SHORT PROBLEM
Go through the records and show each line where the word "Carrera" occurs.
════════
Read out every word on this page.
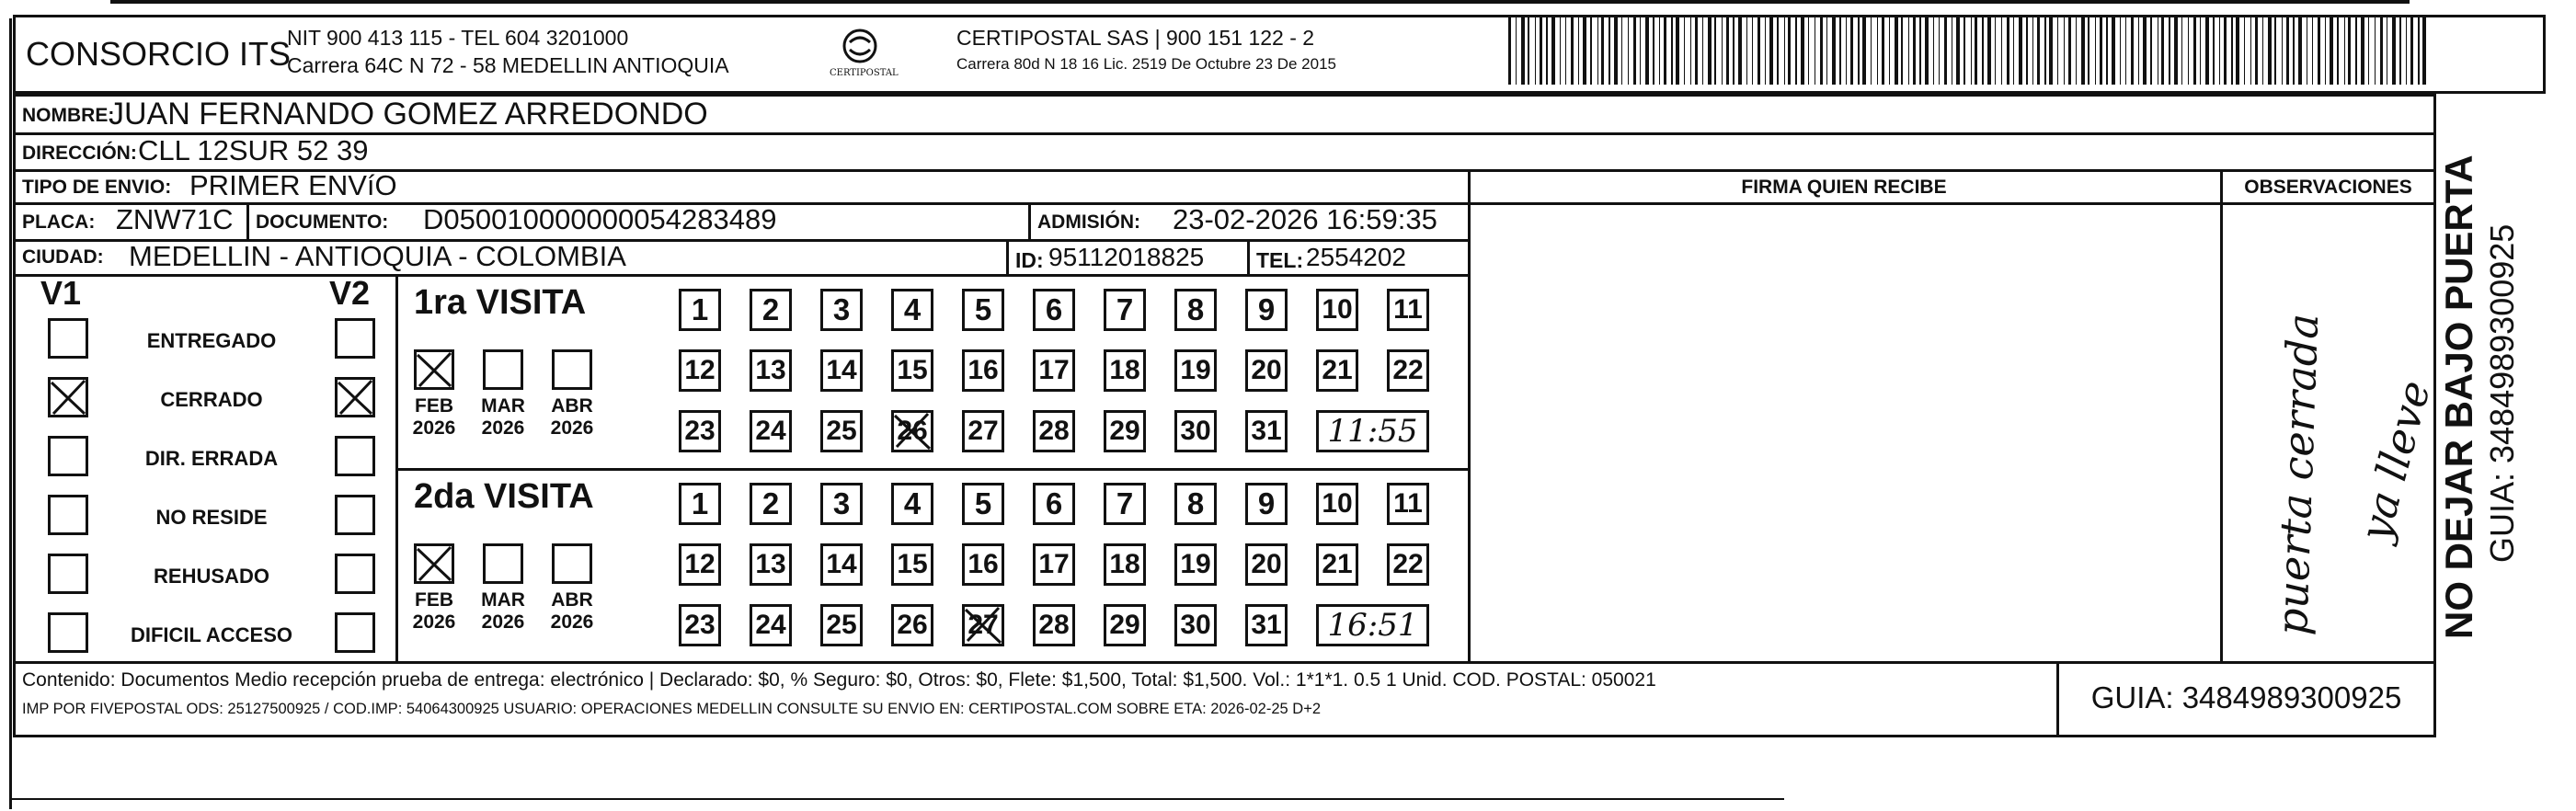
CONSORCIO ITS
NIT 900 413 115 - TEL 604 3201000
Carrera 64C N 72 - 58 MEDELLIN ANTIOQUIA	CERTIPOSTAL
CERTIPOSTAL SAS | 900 151 122 - 2
Carrera 80d N 18 16 Lic. 2519 De Octubre 23 De 2015
NOMBRE:
JUAN FERNANDO GOMEZ ARREDONDO
DIRECCIÓN: CLL 12SUR 52 39
TIPO DE ENVIO: PRIMER ENVíO	FIRMA QUIEN RECIBE	OBSERVACIONES
puerta cerrada ya lleve
PLACA: ZNW71C DOCUMENTO: D050010000000054283489	ADMISIÓN: 23-02-2026 16:59:35
CIUDAD: MEDELLIN - ANTIOQUIA - COLOMBIA	ID: 95112018825 TEL: 2554202
V1	V2
ENTREGADO
CERRADO
DIR. ERRADA
NO RESIDE
REHUSADO
DIFICIL ACCESO
1ra VISITA
FEB
2026
MAR
2026
ABR
2026
1	2	3	4	5	6	7	8	9	10 11
12 13 14 15 16 17 18 19 20 21 22
23 24 25 26 27 28 29 30 31 11:55
2da VISITA
FEB
2026
MAR
2026
ABR
2026
1	2	3	4	5	6	7	8	9	10 11
12 13 14 15 16 17 18 19 20 21 22
23 24 25 26 27 28 29 30 31 16:51
Contenido: Documentos Medio recepción prueba de entrega: electrónico | Declarado: $0, % Seguro: $0, Otros: $0, Flete: $1,500, Total: $1,500. Vol.: 1*1*1. 0.5 1 Unid. COD. POSTAL: 050021
IMP POR FIVEPOSTAL ODS: 25127500925 / COD.IMP: 54064300925 USUARIO: OPERACIONES MEDELLIN CONSULTE SU ENVIO EN: CERTIPOSTAL.COM SOBRE ETA: 2026-02-25 D+2	GUIA: 3484989300925
NO DEJAR BAJO PUERTA GUIA: 3484989300925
════════
SOLUTION TO THIS PROBLEM
Carrera 64C N 72 - 58 MEDELLIN ANTIOQUIA	CERTIPOSTAL
Carrera 80d N 18 16 Lic. 2519 De Octubre 23 De 2015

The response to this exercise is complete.